Task — Scan the entries below and extract each line with the word "image" in it.

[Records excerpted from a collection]
────────────────

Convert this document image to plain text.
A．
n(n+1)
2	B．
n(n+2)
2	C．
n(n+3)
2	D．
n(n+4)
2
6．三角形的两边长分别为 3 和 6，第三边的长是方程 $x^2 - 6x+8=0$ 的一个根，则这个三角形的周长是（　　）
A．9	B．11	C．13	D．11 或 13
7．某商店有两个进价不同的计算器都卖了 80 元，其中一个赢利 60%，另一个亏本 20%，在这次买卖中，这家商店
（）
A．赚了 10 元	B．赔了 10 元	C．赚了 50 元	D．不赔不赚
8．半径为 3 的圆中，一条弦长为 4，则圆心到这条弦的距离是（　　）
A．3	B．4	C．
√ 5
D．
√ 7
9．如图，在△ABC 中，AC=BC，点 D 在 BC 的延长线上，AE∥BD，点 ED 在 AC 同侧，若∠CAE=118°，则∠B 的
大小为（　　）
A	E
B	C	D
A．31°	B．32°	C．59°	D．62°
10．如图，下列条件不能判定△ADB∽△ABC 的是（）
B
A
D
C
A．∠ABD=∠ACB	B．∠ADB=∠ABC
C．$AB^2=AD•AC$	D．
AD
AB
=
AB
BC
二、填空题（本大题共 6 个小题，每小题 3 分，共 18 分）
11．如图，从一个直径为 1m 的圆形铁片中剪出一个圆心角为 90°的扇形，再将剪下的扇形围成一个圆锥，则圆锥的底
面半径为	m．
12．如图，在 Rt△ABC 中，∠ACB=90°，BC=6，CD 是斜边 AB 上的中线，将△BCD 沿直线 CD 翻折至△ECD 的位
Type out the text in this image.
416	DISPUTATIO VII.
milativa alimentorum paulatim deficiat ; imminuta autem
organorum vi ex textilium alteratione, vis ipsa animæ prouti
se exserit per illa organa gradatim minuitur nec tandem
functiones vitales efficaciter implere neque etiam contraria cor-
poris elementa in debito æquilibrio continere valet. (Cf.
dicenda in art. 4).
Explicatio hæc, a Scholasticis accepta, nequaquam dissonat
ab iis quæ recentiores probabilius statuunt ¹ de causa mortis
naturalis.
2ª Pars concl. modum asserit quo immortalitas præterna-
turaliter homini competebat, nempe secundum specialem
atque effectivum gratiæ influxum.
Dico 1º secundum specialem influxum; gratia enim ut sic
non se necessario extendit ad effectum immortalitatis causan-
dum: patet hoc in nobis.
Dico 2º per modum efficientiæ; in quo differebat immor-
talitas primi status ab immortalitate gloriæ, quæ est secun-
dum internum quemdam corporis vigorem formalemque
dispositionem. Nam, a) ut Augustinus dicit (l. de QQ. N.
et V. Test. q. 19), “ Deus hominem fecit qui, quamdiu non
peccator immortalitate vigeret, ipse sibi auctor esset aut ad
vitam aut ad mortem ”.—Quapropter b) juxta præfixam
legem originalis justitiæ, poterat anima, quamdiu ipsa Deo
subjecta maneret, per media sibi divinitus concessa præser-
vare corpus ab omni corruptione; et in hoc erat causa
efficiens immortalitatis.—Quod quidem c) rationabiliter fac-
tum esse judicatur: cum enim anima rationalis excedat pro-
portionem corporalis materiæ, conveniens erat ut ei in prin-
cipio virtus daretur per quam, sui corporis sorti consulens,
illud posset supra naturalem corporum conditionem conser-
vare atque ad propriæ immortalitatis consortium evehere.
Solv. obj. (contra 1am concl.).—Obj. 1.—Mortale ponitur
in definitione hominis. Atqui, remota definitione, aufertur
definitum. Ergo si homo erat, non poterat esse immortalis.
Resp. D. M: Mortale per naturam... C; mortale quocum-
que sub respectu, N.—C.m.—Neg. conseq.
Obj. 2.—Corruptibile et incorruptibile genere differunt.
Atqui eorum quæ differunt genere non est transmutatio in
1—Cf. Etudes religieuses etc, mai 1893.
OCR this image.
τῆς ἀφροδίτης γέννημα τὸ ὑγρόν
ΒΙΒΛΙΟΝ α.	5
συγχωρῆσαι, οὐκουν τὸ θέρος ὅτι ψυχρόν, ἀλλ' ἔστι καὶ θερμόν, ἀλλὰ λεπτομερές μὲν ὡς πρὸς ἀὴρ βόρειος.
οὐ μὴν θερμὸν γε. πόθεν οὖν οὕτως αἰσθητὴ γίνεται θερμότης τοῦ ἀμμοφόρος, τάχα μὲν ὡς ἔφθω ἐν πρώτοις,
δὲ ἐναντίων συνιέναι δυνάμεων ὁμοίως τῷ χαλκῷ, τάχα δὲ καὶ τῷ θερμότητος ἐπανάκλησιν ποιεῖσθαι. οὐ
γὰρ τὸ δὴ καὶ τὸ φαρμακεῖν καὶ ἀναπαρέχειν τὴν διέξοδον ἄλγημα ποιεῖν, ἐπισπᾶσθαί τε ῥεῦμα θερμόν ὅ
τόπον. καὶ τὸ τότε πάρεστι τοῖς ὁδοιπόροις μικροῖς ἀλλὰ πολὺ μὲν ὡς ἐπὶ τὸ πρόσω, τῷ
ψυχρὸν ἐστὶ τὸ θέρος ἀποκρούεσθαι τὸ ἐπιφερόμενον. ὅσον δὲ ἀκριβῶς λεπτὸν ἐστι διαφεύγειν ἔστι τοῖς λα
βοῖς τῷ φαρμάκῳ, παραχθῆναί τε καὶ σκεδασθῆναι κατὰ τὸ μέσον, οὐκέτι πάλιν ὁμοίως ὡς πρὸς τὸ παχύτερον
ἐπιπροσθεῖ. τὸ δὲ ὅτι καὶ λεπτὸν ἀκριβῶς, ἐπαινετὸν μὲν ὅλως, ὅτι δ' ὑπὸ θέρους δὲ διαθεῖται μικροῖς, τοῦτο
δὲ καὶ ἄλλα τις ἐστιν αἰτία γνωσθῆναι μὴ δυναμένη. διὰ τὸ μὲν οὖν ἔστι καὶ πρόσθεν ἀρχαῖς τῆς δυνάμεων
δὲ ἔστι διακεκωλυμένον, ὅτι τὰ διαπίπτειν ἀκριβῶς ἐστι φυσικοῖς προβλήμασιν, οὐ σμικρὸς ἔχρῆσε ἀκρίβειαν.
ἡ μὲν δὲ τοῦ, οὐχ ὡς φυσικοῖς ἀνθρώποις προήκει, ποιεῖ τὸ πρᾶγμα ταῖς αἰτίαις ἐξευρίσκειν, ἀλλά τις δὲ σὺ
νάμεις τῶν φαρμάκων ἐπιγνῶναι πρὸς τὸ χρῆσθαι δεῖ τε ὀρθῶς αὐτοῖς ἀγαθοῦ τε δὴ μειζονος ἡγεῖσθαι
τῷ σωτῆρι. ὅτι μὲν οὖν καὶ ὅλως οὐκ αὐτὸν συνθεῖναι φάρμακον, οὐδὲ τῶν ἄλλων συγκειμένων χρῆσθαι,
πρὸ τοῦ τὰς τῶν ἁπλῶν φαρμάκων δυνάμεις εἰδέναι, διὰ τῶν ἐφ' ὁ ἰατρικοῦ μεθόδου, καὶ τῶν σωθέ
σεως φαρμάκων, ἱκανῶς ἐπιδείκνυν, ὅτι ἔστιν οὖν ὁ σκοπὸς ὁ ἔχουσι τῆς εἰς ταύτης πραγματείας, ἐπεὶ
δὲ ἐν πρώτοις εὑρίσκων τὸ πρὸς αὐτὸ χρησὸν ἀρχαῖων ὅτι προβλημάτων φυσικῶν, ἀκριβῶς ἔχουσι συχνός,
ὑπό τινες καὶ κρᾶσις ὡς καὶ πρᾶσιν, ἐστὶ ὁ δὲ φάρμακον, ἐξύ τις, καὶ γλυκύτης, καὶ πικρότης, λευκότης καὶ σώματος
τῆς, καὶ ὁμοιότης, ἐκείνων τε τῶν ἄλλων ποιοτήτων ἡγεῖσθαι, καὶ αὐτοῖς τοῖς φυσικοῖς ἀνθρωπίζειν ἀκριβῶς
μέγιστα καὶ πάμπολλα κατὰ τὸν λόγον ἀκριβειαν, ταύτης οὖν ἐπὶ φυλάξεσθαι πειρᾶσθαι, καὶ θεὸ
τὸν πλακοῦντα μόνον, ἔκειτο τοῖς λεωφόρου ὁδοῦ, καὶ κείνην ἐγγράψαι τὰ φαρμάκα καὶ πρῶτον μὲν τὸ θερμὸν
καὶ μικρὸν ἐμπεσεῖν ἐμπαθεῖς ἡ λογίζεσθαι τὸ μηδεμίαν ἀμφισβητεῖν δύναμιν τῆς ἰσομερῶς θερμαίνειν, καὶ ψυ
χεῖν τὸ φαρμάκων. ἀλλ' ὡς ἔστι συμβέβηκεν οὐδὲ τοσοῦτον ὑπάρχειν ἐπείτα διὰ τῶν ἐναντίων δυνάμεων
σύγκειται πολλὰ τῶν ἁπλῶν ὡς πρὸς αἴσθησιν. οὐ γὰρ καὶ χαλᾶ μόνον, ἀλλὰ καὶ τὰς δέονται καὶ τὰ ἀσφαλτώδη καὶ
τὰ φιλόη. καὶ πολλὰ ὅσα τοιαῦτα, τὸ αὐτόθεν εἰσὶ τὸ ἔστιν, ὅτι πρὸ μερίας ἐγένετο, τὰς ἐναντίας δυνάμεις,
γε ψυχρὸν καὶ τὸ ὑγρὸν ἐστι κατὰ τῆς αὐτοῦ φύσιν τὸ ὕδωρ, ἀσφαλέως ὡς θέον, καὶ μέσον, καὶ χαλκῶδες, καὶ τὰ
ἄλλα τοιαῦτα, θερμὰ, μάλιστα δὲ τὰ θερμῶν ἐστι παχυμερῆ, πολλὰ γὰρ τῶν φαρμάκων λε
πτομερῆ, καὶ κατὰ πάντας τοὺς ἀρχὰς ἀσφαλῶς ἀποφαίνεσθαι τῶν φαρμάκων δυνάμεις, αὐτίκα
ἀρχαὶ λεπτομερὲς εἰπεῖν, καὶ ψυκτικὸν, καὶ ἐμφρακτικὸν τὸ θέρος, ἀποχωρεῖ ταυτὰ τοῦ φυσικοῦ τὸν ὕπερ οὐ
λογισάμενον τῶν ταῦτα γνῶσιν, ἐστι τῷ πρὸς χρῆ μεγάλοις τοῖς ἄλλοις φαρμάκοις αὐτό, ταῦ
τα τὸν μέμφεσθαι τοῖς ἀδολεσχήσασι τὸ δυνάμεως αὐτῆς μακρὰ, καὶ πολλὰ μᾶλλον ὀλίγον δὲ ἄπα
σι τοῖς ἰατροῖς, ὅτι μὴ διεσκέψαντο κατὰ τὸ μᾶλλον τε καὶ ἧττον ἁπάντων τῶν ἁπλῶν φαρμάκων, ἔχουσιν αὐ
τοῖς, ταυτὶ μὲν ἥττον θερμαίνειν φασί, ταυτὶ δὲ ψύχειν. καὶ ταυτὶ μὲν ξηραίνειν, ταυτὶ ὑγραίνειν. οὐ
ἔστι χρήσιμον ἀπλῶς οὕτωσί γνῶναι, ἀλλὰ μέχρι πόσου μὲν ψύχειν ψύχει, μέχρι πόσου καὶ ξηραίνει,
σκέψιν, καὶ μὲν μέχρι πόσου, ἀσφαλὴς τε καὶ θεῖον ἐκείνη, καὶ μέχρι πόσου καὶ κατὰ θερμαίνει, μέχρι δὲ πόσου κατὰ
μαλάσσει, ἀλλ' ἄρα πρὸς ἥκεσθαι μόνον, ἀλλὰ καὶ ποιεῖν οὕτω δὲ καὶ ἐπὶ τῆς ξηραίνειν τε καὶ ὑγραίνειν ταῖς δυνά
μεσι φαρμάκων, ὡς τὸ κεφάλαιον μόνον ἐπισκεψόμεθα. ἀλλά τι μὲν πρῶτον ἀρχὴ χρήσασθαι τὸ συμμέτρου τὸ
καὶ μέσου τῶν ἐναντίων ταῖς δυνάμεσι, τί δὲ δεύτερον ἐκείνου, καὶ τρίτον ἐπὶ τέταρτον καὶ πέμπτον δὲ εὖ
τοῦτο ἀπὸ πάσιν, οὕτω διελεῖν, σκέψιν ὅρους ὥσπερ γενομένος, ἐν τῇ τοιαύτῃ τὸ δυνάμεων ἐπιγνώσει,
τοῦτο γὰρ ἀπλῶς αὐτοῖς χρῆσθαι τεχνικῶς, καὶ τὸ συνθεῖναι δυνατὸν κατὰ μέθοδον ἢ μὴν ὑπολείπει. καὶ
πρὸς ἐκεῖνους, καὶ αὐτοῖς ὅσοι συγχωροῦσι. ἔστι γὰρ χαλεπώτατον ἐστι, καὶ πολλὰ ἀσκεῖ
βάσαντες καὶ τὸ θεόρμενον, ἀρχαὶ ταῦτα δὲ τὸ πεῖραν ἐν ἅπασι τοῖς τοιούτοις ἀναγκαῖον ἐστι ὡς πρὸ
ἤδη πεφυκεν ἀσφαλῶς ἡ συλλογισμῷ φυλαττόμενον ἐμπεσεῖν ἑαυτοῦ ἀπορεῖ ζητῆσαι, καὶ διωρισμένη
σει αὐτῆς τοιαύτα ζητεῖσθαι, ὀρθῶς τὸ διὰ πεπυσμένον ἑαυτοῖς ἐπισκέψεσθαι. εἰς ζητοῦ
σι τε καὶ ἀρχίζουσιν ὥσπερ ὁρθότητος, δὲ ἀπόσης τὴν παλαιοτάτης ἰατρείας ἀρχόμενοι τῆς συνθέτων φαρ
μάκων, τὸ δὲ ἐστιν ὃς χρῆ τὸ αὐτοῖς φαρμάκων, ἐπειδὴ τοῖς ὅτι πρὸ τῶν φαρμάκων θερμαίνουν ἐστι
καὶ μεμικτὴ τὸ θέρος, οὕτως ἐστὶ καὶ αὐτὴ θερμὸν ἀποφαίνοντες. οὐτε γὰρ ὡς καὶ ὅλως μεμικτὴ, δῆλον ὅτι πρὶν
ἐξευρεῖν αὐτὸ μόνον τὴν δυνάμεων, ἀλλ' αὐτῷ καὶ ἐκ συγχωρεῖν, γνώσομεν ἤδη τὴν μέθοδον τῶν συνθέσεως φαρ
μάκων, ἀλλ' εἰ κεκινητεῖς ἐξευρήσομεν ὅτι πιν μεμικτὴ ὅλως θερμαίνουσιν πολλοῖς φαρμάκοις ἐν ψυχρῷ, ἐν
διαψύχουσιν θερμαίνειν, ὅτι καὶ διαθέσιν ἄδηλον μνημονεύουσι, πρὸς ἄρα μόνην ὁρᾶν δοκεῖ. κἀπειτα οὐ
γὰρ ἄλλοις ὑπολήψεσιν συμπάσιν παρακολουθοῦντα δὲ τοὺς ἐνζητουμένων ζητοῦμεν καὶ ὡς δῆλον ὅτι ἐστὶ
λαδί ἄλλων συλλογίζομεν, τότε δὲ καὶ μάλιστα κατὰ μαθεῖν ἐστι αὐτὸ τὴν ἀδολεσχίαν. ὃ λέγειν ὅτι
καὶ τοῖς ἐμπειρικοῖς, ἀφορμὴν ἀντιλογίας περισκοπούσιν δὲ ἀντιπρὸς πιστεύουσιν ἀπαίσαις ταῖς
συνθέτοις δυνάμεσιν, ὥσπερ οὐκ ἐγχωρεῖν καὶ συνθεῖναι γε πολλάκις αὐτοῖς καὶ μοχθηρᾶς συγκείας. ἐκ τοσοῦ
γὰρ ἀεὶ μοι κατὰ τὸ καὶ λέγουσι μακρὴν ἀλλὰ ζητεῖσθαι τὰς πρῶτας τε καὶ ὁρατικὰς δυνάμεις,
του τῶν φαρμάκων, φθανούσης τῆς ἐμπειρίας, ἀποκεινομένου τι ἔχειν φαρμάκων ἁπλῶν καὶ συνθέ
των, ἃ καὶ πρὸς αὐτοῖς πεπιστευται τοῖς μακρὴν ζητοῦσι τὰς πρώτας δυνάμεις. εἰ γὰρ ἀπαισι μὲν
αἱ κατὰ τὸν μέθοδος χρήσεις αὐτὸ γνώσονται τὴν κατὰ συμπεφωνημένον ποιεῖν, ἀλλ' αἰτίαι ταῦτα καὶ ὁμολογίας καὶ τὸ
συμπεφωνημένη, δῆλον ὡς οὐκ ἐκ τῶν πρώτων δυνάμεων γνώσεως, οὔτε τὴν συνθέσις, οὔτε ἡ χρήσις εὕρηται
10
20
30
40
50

────────────────

Full output —
Convert this document image to plain text.
Type out the text in this image.
OCR this image.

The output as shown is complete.